*PROMPT*.
Locate the string "الله" in the records below. Copy every line where it occurs.

--- BEGIN ---

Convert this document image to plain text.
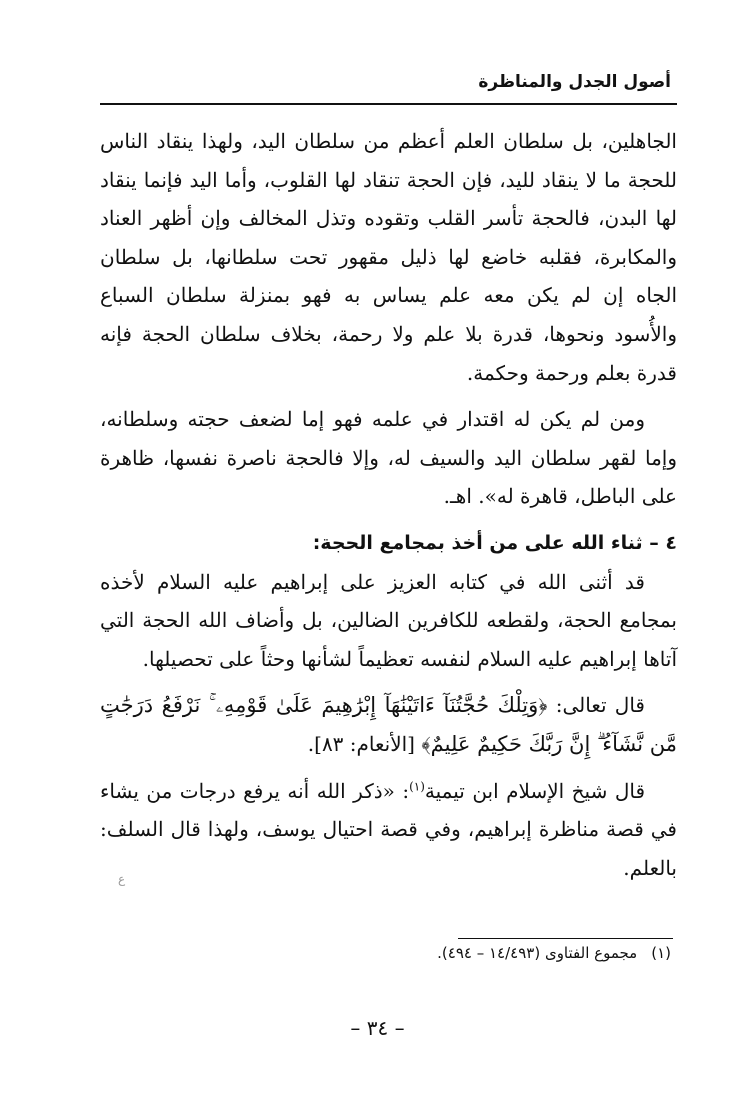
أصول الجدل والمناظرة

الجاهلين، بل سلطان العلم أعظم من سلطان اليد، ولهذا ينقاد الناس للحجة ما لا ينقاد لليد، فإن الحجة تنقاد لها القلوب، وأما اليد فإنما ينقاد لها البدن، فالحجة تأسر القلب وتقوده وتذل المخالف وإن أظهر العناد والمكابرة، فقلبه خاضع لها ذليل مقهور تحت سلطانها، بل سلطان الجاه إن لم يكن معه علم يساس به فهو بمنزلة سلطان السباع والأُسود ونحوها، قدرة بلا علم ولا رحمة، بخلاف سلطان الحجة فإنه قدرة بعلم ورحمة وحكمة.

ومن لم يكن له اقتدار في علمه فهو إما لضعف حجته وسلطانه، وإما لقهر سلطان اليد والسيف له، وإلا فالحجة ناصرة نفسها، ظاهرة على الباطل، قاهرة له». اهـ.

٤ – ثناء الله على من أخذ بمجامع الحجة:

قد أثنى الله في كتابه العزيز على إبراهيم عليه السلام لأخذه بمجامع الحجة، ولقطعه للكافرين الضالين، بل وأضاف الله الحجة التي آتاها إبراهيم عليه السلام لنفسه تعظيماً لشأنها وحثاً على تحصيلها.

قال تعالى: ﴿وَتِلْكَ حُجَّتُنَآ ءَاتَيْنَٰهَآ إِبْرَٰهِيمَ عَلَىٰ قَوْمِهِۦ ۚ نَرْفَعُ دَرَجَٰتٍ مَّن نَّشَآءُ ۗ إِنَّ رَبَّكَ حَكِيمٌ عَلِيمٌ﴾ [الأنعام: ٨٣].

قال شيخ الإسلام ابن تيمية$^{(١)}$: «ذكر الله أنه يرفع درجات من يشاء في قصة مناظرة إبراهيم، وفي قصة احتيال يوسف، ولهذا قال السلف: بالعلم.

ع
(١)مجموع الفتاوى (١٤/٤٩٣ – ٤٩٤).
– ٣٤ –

--- END ---

*THE REPLY*.
٤ – ثناء الله على من أخذ بمجامع الحجة:
قد أثنى الله في كتابه العزيز على إبراهيم عليه السلام لأخذه بمجامع الحجة، ولقطعه للكافرين الضالين، بل وأضاف الله الحجة التي آتاها إبراهيم عليه السلام لنفسه تعظيماً لشأنها وحثاً على تحصيلها.
قال شيخ الإسلام ابن تيمية$^{(١)}$: «ذكر الله أنه يرفع درجات من يشاء في قصة مناظرة إبراهيم، وفي قصة احتيال يوسف، ولهذا قال السلف: بالعلم.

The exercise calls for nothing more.